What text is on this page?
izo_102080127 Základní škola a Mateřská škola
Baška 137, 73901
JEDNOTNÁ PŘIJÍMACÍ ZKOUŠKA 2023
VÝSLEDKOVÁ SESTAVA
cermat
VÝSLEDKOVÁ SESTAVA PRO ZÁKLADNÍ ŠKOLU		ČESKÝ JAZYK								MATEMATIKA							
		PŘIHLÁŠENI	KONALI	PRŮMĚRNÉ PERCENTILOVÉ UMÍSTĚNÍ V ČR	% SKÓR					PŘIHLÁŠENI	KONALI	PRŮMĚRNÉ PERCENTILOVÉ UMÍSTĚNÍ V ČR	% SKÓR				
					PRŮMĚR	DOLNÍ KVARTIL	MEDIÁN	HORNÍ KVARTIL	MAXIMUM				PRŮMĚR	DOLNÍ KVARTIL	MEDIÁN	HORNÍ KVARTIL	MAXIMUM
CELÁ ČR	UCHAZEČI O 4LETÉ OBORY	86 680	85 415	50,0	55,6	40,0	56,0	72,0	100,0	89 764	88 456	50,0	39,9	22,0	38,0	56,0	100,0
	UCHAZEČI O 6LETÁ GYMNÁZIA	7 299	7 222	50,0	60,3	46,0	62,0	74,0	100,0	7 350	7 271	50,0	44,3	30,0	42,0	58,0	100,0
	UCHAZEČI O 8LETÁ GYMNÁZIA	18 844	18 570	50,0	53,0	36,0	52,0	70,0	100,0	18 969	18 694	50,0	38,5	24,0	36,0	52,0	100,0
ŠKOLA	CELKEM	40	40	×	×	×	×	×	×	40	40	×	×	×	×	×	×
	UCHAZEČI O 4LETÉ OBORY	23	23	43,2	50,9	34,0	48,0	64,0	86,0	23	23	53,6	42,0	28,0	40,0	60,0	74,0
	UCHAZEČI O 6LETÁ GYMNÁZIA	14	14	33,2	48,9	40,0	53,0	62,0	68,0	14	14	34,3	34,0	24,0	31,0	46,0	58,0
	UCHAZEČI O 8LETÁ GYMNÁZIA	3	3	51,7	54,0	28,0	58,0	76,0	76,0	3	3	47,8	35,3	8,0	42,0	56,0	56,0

__________________________________________________

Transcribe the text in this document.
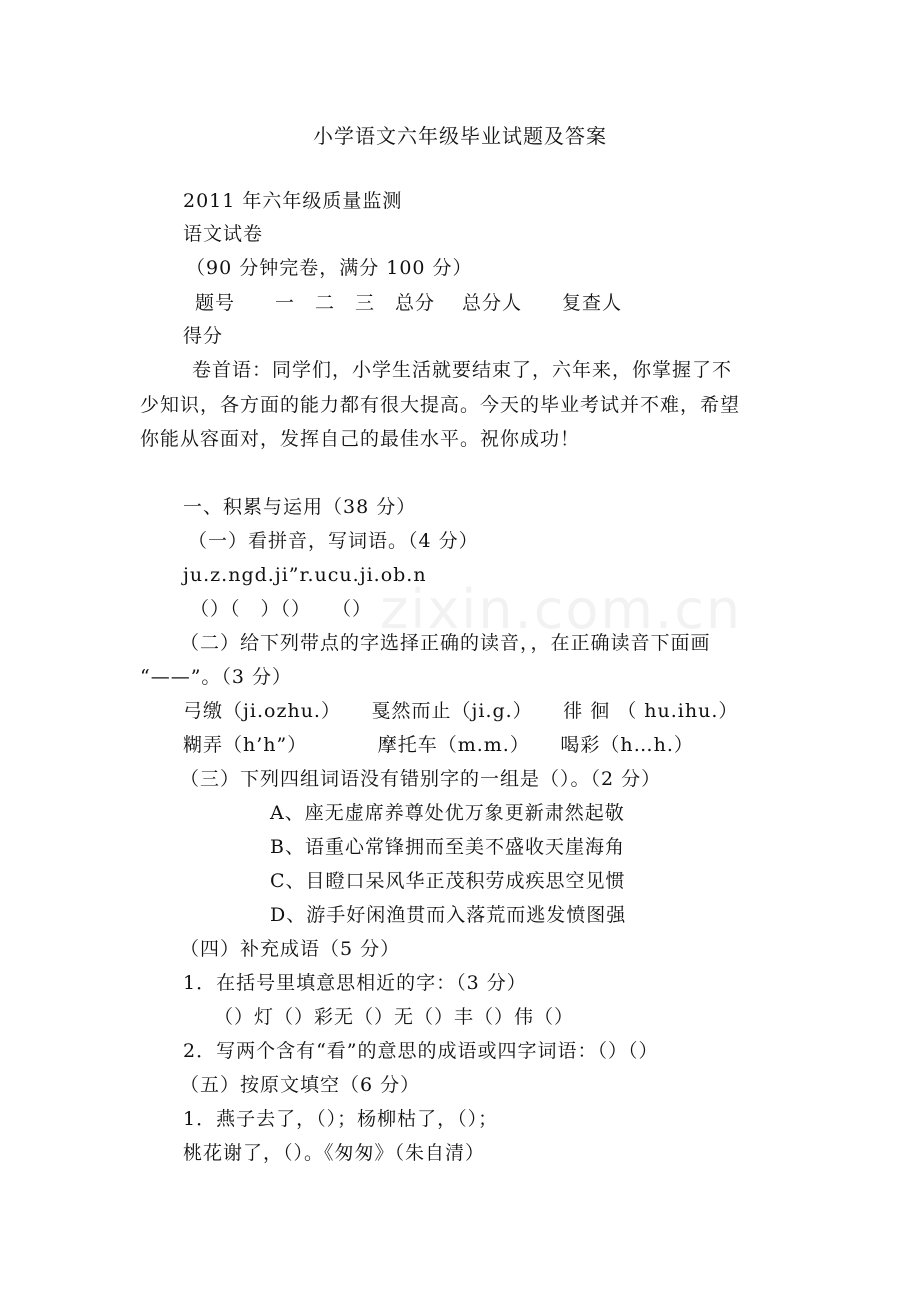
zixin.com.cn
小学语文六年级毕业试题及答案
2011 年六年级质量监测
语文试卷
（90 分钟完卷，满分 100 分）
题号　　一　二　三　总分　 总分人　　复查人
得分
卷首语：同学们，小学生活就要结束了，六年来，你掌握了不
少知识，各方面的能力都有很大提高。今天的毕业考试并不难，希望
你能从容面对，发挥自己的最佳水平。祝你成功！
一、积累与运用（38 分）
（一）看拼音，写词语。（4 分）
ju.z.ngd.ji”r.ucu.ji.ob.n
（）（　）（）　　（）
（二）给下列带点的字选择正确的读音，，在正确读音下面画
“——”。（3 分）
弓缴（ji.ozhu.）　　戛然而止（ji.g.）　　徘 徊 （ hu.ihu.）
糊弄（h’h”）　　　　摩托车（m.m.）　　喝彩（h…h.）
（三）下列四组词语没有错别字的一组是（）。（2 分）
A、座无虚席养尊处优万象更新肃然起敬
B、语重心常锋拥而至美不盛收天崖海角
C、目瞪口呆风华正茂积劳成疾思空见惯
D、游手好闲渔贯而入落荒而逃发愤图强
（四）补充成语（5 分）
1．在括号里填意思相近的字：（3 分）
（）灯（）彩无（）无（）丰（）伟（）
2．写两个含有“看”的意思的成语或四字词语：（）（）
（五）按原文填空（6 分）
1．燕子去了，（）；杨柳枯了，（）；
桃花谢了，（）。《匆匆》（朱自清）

__________________________________________________

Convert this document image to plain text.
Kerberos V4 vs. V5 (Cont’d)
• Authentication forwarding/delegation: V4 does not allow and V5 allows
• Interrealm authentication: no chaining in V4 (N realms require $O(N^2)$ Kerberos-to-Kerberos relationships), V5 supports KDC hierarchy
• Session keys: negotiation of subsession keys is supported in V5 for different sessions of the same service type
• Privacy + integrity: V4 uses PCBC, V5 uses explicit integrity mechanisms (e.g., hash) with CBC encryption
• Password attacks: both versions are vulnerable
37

__________________________________________________

- [Directive]
Copy all lines above containing the string "Kerberos".

- [Task response]
Kerberos V4 vs. V5 (Cont’d)
• Interrealm authentication: no chaining in V4 (N realms require $O(N^2)$ Kerberos-to-Kerberos relationships), V5 supports KDC hierarchy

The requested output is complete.